<<<<

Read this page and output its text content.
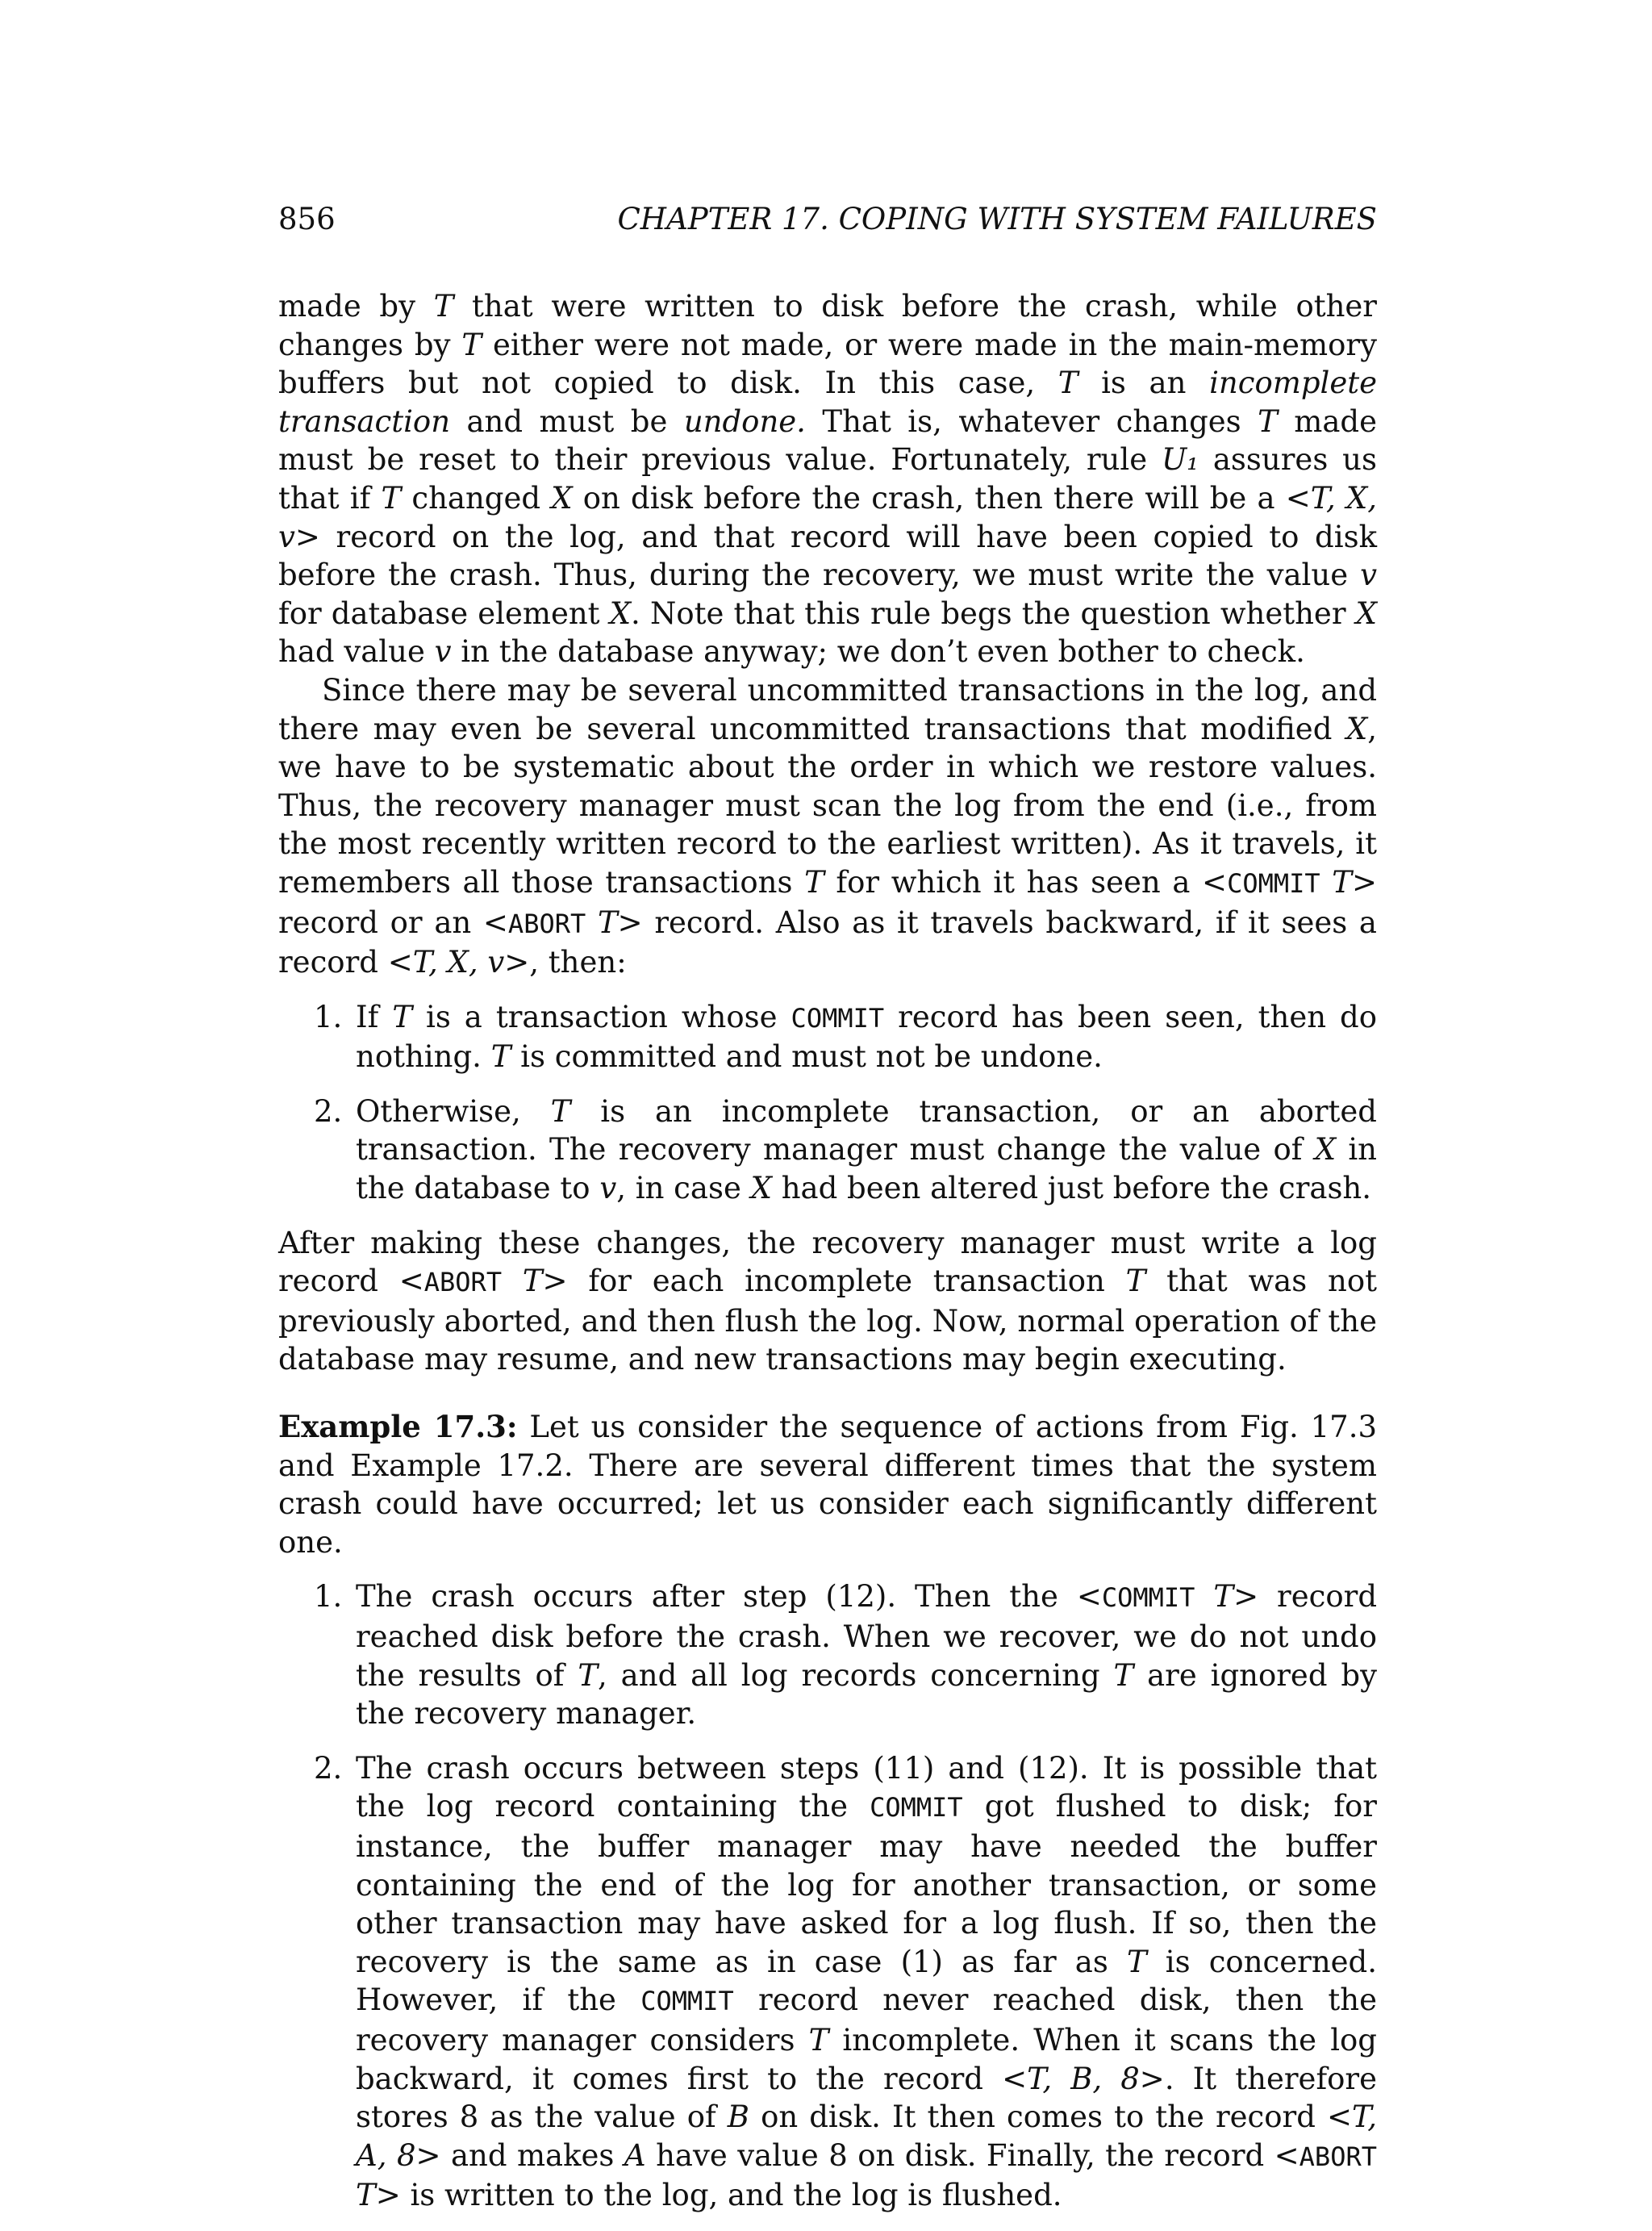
856	CHAPTER 17. COPING WITH SYSTEM FAILURES

made by T that were written to disk before the crash, while other changes by T either were not made, or were made in the main-memory buffers but not copied to disk. In this case, T is an incomplete transaction and must be undone. That is, whatever changes T made must be reset to their previous value. Fortunately, rule U₁ assures us that if T changed X on disk before the crash, then there will be a <T, X, v> record on the log, and that record will have been copied to disk before the crash. Thus, during the recovery, we must write the value v for database element X. Note that this rule begs the question whether X had value v in the database anyway; we don’t even bother to check.

Since there may be several uncommitted transactions in the log, and there may even be several uncommitted transactions that modified X, we have to be systematic about the order in which we restore values. Thus, the recovery manager must scan the log from the end (i.e., from the most recently written record to the earliest written). As it travels, it remembers all those transactions T for which it has seen a <COMMIT T> record or an <ABORT T> record. Also as it travels backward, if it sees a record <T, X, v>, then:

1. If T is a transaction whose COMMIT record has been seen, then do nothing. T is committed and must not be undone.
2. Otherwise, T is an incomplete transaction, or an aborted transaction. The recovery manager must change the value of X in the database to v, in case X had been altered just before the crash.

After making these changes, the recovery manager must write a log record <ABORT T> for each incomplete transaction T that was not previously aborted, and then flush the log. Now, normal operation of the database may resume, and new transactions may begin executing.

Example 17.3: Let us consider the sequence of actions from Fig. 17.3 and Example 17.2. There are several different times that the system crash could have occurred; let us consider each significantly different one.

1. The crash occurs after step (12). Then the <COMMIT T> record reached disk before the crash. When we recover, we do not undo the results of T, and all log records concerning T are ignored by the recovery manager.
2. The crash occurs between steps (11) and (12). It is possible that the log record containing the COMMIT got flushed to disk; for instance, the buffer manager may have needed the buffer containing the end of the log for another transaction, or some other transaction may have asked for a log flush. If so, then the recovery is the same as in case (1) as far as T is concerned. However, if the COMMIT record never reached disk, then the recovery manager considers T incomplete. When it scans the log backward, it comes first to the record <T, B, 8>. It therefore stores 8 as the value of B on disk. It then comes to the record <T, A, 8> and makes A have value 8 on disk. Finally, the record <ABORT T> is written to the log, and the log is flushed.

>>>>

▶ DIRECTIONS FOR THIS TASK
Without the pictures, restate each entry exactly.

▶ EXERCISE RESPONSE
Read this page and output its text content.
856	CHAPTER 17. COPING WITH SYSTEM FAILURES

made by T that were written to disk before the crash, while other changes by T either were not made, or were made in the main-memory buffers but not copied to disk. In this case, T is an incomplete transaction and must be undone. That is, whatever changes T made must be reset to their previous value. Fortunately, rule U₁ assures us that if T changed X on disk before the crash, then there will be a <T, X, v> record on the log, and that record will have been copied to disk before the crash. Thus, during the recovery, we must write the value v for database element X. Note that this rule begs the question whether X had value v in the database anyway; we don’t even bother to check.

Since there may be several uncommitted transactions in the log, and there may even be several uncommitted transactions that modified X, we have to be systematic about the order in which we restore values. Thus, the recovery manager must scan the log from the end (i.e., from the most recently written record to the earliest written). As it travels, it remembers all those transactions T for which it has seen a <COMMIT T> record or an <ABORT T> record. Also as it travels backward, if it sees a record <T, X, v>, then:

1. If T is a transaction whose COMMIT record has been seen, then do nothing. T is committed and must not be undone.
2. Otherwise, T is an incomplete transaction, or an aborted transaction. The recovery manager must change the value of X in the database to v, in case X had been altered just before the crash.

After making these changes, the recovery manager must write a log record <ABORT T> for each incomplete transaction T that was not previously aborted, and then flush the log. Now, normal operation of the database may resume, and new transactions may begin executing.

Example 17.3: Let us consider the sequence of actions from Fig. 17.3 and Example 17.2. There are several different times that the system crash could have occurred; let us consider each significantly different one.

1. The crash occurs after step (12). Then the <COMMIT T> record reached disk before the crash. When we recover, we do not undo the results of T, and all log records concerning T are ignored by the recovery manager.
2. The crash occurs between steps (11) and (12). It is possible that the log record containing the COMMIT got flushed to disk; for instance, the buffer manager may have needed the buffer containing the end of the log for another transaction, or some other transaction may have asked for a log flush. If so, then the recovery is the same as in case (1) as far as T is concerned. However, if the COMMIT record never reached disk, then the recovery manager considers T incomplete. When it scans the log backward, it comes first to the record <T, B, 8>. It therefore stores 8 as the value of B on disk. It then comes to the record <T, A, 8> and makes A have value 8 on disk. Finally, the record <ABORT T> is written to the log, and the log is flushed.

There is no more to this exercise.